Written exercise: Every record that follows should be printed verbatim.

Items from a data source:
==================================================

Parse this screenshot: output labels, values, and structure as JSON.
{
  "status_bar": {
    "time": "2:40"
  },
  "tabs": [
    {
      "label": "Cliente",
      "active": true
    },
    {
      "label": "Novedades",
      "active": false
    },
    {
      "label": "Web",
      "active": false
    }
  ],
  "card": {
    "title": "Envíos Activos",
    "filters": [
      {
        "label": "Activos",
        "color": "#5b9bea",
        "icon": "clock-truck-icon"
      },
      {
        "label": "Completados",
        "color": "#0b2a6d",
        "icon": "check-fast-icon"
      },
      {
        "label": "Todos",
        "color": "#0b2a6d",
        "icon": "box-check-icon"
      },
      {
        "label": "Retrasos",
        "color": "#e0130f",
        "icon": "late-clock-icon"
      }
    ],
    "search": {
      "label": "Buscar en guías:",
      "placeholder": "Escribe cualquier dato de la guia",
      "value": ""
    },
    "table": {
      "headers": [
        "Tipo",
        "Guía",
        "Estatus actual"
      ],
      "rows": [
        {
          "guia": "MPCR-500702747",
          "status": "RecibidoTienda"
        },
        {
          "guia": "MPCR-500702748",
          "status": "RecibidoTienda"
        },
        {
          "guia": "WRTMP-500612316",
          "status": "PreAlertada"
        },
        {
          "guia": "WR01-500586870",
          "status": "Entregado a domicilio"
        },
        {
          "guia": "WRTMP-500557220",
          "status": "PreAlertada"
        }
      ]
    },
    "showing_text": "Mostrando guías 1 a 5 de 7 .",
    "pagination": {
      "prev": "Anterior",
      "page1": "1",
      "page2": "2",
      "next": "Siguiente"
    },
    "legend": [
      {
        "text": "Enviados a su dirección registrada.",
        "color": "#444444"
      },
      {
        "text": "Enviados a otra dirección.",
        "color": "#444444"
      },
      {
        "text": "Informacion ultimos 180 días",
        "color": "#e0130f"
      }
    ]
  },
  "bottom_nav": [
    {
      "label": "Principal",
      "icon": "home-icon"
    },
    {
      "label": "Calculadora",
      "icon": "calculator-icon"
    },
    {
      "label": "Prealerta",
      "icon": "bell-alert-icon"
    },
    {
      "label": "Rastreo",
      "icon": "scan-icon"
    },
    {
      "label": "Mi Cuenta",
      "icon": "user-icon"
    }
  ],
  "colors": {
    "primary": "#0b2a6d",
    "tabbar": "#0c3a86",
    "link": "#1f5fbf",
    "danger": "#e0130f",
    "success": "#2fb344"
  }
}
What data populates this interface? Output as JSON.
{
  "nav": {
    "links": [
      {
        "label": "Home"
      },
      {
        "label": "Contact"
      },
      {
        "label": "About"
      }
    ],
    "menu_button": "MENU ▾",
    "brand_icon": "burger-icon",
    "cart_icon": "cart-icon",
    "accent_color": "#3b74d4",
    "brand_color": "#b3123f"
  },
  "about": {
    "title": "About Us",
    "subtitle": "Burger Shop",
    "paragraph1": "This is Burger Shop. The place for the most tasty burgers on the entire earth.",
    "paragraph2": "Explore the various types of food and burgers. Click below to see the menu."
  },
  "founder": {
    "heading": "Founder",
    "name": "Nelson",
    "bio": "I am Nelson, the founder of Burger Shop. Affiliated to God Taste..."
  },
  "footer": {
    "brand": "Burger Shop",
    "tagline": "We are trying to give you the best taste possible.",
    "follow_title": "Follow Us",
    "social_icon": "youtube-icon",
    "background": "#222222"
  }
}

==================================================

The completed task:
Parse this screenshot: output labels, values, and structure as JSON.
{
  "status_bar": {
    "time": "2:40"
  },
  "tabs": [
    {
      "label": "Cliente",
      "active": true
    },
    {
      "label": "Novedades",
      "active": false
    },
    {
      "label": "Web",
      "active": false
    }
  ],
  "card": {
    "title": "Envíos Activos",
    "filters": [
      {
        "label": "Activos",
        "color": "#5b9bea",
        "icon": "clock-truck-icon"
      },
      {
        "label": "Completados",
        "color": "#0b2a6d",
        "icon": "check-fast-icon"
      },
      {
        "label": "Todos",
        "color": "#0b2a6d",
        "icon": "box-check-icon"
      },
      {
        "label": "Retrasos",
        "color": "#e0130f",
        "icon": "late-clock-icon"
      }
    ],
    "search": {
      "label": "Buscar en guías:",
      "placeholder": "Escribe cualquier dato de la guia",
      "value": ""
    },
    "table": {
      "headers": [
        "Tipo",
        "Guía",
        "Estatus actual"
      ],
      "rows": [
        {
          "guia": "MPCR-500702747",
          "status": "RecibidoTienda"
        },
        {
          "guia": "MPCR-500702748",
          "status": "RecibidoTienda"
        },
        {
          "guia": "WRTMP-500612316",
          "status": "PreAlertada"
        },
        {
          "guia": "WR01-500586870",
          "status": "Entregado a domicilio"
        },
        {
          "guia": "WRTMP-500557220",
          "status": "PreAlertada"
        }
      ]
    },
    "showing_text": "Mostrando guías 1 a 5 de 7 .",
    "pagination": {
      "prev": "Anterior",
      "page1": "1",
      "page2": "2",
      "next": "Siguiente"
    },
    "legend": [
      {
        "text": "Enviados a su dirección registrada.",
        "color": "#444444"
      },
      {
        "text": "Enviados a otra dirección.",
        "color": "#444444"
      },
      {
        "text": "Informacion ultimos 180 días",
        "color": "#e0130f"
      }
    ]
  },
  "bottom_nav": [
    {
      "label": "Principal",
      "icon": "home-icon"
    },
    {
      "label": "Calculadora",
      "icon": "calculator-icon"
    },
    {
      "label": "Prealerta",
      "icon": "bell-alert-icon"
    },
    {
      "label": "Rastreo",
      "icon": "scan-icon"
    },
    {
      "label": "Mi Cuenta",
      "icon": "user-icon"
    }
  ],
  "colors": {
    "primary": "#0b2a6d",
    "tabbar": "#0c3a86",
    "link": "#1f5fbf",
    "danger": "#e0130f",
    "success": "#2fb344"
  }
}
What data populates this interface? Output as JSON.
{
  "nav": {
    "links": [
      {
        "label": "Home"
      },
      {
        "label": "Contact"
      },
      {
        "label": "About"
      }
    ],
    "menu_button": "MENU ▾",
    "brand_icon": "burger-icon",
    "cart_icon": "cart-icon",
    "accent_color": "#3b74d4",
    "brand_color": "#b3123f"
  },
  "about": {
    "title": "About Us",
    "subtitle": "Burger Shop",
    "paragraph1": "This is Burger Shop. The place for the most tasty burgers on the entire earth.",
    "paragraph2": "Explore the various types of food and burgers. Click below to see the menu."
  },
  "founder": {
    "heading": "Founder",
    "name": "Nelson",
    "bio": "I am Nelson, the founder of Burger Shop. Affiliated to God Taste..."
  },
  "footer": {
    "brand": "Burger Shop",
    "tagline": "We are trying to give you the best taste possible.",
    "follow_title": "Follow Us",
    "social_icon": "youtube-icon",
    "background": "#222222"
  }
}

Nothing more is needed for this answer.